(A block of data)
++++++

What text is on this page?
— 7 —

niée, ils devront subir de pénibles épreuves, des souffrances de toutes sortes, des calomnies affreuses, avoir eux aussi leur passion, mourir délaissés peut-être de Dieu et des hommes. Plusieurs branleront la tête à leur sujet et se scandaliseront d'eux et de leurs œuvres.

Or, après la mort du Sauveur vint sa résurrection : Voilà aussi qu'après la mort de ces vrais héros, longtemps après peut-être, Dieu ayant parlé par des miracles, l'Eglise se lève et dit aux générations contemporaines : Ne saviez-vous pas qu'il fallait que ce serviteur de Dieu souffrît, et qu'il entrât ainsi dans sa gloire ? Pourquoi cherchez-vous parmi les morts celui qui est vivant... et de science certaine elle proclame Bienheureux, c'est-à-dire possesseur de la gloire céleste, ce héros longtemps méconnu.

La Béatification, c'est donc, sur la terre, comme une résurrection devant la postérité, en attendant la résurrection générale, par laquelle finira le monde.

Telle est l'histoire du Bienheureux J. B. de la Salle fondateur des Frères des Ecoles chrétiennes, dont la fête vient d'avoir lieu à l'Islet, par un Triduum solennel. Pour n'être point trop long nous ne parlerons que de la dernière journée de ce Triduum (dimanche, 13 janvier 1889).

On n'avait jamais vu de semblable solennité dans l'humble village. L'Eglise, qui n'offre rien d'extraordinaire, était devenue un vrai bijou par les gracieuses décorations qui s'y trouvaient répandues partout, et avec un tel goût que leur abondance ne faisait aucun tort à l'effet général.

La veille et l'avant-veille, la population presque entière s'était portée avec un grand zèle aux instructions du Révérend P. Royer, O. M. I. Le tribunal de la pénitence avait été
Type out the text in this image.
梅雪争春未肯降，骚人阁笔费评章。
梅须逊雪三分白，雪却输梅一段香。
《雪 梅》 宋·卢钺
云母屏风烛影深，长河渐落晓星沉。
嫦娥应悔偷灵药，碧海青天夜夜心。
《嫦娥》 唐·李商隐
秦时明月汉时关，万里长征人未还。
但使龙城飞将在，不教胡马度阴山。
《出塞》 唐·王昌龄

++++++

§ **Exercise**
Using the data above, output each line exactly.

§ **Reply**
What text is on this page?
— 7 —

niée, ils devront subir de pénibles épreuves, des souffrances de toutes sortes, des calomnies affreuses, avoir eux aussi leur passion, mourir délaissés peut-être de Dieu et des hommes. Plusieurs branleront la tête à leur sujet et se scandaliseront d'eux et de leurs œuvres.

Or, après la mort du Sauveur vint sa résurrection : Voilà aussi qu'après la mort de ces vrais héros, longtemps après peut-être, Dieu ayant parlé par des miracles, l'Eglise se lève et dit aux générations contemporaines : Ne saviez-vous pas qu'il fallait que ce serviteur de Dieu souffrît, et qu'il entrât ainsi dans sa gloire ? Pourquoi cherchez-vous parmi les morts celui qui est vivant... et de science certaine elle proclame Bienheureux, c'est-à-dire possesseur de la gloire céleste, ce héros longtemps méconnu.

La Béatification, c'est donc, sur la terre, comme une résurrection devant la postérité, en attendant la résurrection générale, par laquelle finira le monde.

Telle est l'histoire du Bienheureux J. B. de la Salle fondateur des Frères des Ecoles chrétiennes, dont la fête vient d'avoir lieu à l'Islet, par un Triduum solennel. Pour n'être point trop long nous ne parlerons que de la dernière journée de ce Triduum (dimanche, 13 janvier 1889).

On n'avait jamais vu de semblable solennité dans l'humble village. L'Eglise, qui n'offre rien d'extraordinaire, était devenue un vrai bijou par les gracieuses décorations qui s'y trouvaient répandues partout, et avec un tel goût que leur abondance ne faisait aucun tort à l'effet général.

La veille et l'avant-veille, la population presque entière s'était portée avec un grand zèle aux instructions du Révérend P. Royer, O. M. I. Le tribunal de la pénitence avait été
Type out the text in this image.
梅雪争春未肯降，骚人阁笔费评章。
梅须逊雪三分白，雪却输梅一段香。
《雪 梅》 宋·卢钺
云母屏风烛影深，长河渐落晓星沉。
嫦娥应悔偷灵药，碧海青天夜夜心。
《嫦娥》 唐·李商隐
秦时明月汉时关，万里长征人未还。
但使龙城飞将在，不教胡马度阴山。
《出塞》 唐·王昌龄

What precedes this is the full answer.